### Required work:
Write each line out exactly, leaving none out.

::: Material

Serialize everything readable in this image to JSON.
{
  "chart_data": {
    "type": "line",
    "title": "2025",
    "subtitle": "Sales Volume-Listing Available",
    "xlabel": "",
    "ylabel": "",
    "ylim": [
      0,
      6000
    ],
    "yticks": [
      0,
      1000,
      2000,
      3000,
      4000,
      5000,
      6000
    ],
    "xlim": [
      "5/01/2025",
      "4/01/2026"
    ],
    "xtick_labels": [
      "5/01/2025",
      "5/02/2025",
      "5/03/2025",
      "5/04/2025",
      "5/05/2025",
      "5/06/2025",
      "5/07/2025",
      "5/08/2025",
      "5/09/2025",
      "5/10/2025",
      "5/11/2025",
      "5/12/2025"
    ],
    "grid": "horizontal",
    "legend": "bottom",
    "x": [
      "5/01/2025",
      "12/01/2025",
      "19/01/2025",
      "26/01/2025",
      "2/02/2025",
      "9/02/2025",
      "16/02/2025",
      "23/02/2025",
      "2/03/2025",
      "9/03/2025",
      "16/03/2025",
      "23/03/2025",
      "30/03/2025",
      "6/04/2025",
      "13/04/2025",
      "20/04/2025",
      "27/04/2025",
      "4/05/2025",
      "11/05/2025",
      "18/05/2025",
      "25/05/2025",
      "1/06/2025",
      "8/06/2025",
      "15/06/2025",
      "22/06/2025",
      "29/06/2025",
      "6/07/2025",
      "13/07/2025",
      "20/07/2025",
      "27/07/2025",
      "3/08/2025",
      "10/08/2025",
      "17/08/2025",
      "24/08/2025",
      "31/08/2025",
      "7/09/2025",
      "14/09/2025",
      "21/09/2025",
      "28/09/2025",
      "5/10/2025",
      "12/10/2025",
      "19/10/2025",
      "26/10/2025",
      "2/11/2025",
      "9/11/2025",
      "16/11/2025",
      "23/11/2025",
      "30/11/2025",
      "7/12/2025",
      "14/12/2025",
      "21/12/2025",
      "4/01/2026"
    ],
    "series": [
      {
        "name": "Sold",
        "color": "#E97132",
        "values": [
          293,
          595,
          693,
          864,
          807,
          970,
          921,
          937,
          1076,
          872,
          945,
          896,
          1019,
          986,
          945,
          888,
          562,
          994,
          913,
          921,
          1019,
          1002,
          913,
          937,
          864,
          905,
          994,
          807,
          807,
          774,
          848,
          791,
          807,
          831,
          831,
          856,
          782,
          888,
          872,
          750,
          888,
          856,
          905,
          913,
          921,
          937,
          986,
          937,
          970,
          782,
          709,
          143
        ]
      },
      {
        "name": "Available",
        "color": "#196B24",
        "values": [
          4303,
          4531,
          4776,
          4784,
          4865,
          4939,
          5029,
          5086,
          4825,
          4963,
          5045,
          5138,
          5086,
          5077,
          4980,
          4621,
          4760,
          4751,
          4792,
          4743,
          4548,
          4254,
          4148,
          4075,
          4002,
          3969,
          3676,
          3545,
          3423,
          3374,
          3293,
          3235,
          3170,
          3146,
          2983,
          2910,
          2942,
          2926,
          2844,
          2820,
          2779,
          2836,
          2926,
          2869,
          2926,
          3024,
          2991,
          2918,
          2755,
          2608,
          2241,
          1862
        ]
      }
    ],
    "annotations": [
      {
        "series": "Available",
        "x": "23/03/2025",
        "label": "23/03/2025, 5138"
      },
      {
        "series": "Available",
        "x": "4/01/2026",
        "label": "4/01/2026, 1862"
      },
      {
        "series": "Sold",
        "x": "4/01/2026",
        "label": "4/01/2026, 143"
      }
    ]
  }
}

::::::

### Result of the task:
Serialize everything readable in this image to JSON.
{
  "chart_data": {
    "type": "line",
    "title": "2025",
    "subtitle": "Sales Volume-Listing Available",
    "xlabel": "",
    "ylabel": "",
    "ylim": [
      0,
      6000
    ],
    "yticks": [
      0,
      1000,
      2000,
      3000,
      4000,
      5000,
      6000
    ],
    "xlim": [
      "5/01/2025",
      "4/01/2026"
    ],
    "xtick_labels": [
      "5/01/2025",
      "5/02/2025",
      "5/03/2025",
      "5/04/2025",
      "5/05/2025",
      "5/06/2025",
      "5/07/2025",
      "5/08/2025",
      "5/09/2025",
      "5/10/2025",
      "5/11/2025",
      "5/12/2025"
    ],
    "grid": "horizontal",
    "legend": "bottom",
    "x": [
      "5/01/2025",
      "12/01/2025",
      "19/01/2025",
      "26/01/2025",
      "2/02/2025",
      "9/02/2025",
      "16/02/2025",
      "23/02/2025",
      "2/03/2025",
      "9/03/2025",
      "16/03/2025",
      "23/03/2025",
      "30/03/2025",
      "6/04/2025",
      "13/04/2025",
      "20/04/2025",
      "27/04/2025",
      "4/05/2025",
      "11/05/2025",
      "18/05/2025",
      "25/05/2025",
      "1/06/2025",
      "8/06/2025",
      "15/06/2025",
      "22/06/2025",
      "29/06/2025",
      "6/07/2025",
      "13/07/2025",
      "20/07/2025",
      "27/07/2025",
      "3/08/2025",
      "10/08/2025",
      "17/08/2025",
      "24/08/2025",
      "31/08/2025",
      "7/09/2025",
      "14/09/2025",
      "21/09/2025",
      "28/09/2025",
      "5/10/2025",
      "12/10/2025",
      "19/10/2025",
      "26/10/2025",
      "2/11/2025",
      "9/11/2025",
      "16/11/2025",
      "23/11/2025",
      "30/11/2025",
      "7/12/2025",
      "14/12/2025",
      "21/12/2025",
      "4/01/2026"
    ],
    "series": [
      {
        "name": "Sold",
        "color": "#E97132",
        "values": [
          293,
          595,
          693,
          864,
          807,
          970,
          921,
          937,
          1076,
          872,
          945,
          896,
          1019,
          986,
          945,
          888,
          562,
          994,
          913,
          921,
          1019,
          1002,
          913,
          937,
          864,
          905,
          994,
          807,
          807,
          774,
          848,
          791,
          807,
          831,
          831,
          856,
          782,
          888,
          872,
          750,
          888,
          856,
          905,
          913,
          921,
          937,
          986,
          937,
          970,
          782,
          709,
          143
        ]
      },
      {
        "name": "Available",
        "color": "#196B24",
        "values": [
          4303,
          4531,
          4776,
          4784,
          4865,
          4939,
          5029,
          5086,
          4825,
          4963,
          5045,
          5138,
          5086,
          5077,
          4980,
          4621,
          4760,
          4751,
          4792,
          4743,
          4548,
          4254,
          4148,
          4075,
          4002,
          3969,
          3676,
          3545,
          3423,
          3374,
          3293,
          3235,
          3170,
          3146,
          2983,
          2910,
          2942,
          2926,
          2844,
          2820,
          2779,
          2836,
          2926,
          2869,
          2926,
          3024,
          2991,
          2918,
          2755,
          2608,
          2241,
          1862
        ]
      }
    ],
    "annotations": [
      {
        "series": "Available",
        "x": "23/03/2025",
        "label": "23/03/2025, 5138"
      },
      {
        "series": "Available",
        "x": "4/01/2026",
        "label": "4/01/2026, 1862"
      },
      {
        "series": "Sold",
        "x": "4/01/2026",
        "label": "4/01/2026, 143"
      }
    ]
  }
}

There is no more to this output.